[Your task]:
Scan the data for "interface" and copy the lines it appears in.

[The data]:

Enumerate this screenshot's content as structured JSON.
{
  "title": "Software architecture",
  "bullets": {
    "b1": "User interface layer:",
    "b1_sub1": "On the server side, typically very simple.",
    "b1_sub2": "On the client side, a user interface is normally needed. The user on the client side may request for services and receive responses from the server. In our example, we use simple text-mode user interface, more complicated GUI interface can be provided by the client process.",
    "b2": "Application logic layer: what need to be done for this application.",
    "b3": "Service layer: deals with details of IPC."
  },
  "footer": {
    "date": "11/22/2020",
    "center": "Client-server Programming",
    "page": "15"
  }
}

--

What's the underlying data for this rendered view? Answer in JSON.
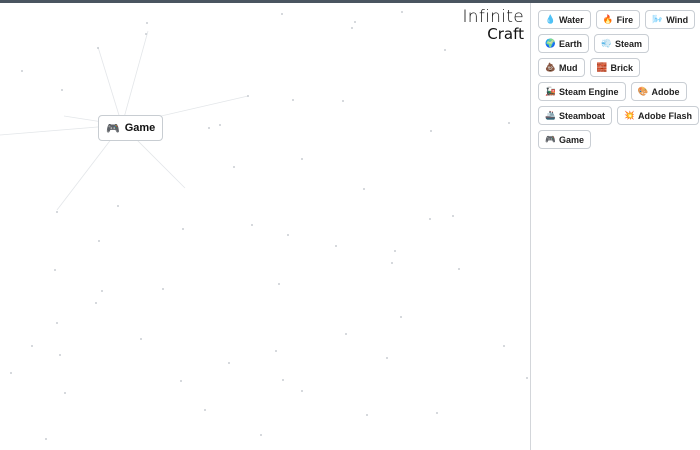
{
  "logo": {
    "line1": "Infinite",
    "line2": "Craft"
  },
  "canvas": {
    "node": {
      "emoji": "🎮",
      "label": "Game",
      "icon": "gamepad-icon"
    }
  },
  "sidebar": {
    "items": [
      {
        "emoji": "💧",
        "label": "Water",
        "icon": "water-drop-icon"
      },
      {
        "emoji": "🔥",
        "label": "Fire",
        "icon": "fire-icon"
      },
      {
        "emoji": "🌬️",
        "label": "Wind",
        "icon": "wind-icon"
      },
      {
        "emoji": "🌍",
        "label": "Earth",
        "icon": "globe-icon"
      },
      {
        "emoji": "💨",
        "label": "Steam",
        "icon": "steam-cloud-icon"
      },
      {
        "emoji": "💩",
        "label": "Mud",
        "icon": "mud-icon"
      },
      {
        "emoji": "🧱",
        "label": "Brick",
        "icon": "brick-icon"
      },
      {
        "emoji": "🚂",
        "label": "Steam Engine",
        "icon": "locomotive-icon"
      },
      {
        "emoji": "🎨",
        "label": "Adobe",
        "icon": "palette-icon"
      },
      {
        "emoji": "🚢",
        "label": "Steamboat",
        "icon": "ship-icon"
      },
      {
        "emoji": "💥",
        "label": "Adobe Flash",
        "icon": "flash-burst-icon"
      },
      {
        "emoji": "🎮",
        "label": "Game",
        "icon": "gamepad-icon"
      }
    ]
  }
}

[Right answer]:
    "b1": "User interface layer:",
    "b1_sub2": "On the client side, a user interface is normally needed. The user on the client side may request for services and receive responses from the server. In our example, we use simple text-mode user interface, more complicated GUI interface can be provided by the client process.",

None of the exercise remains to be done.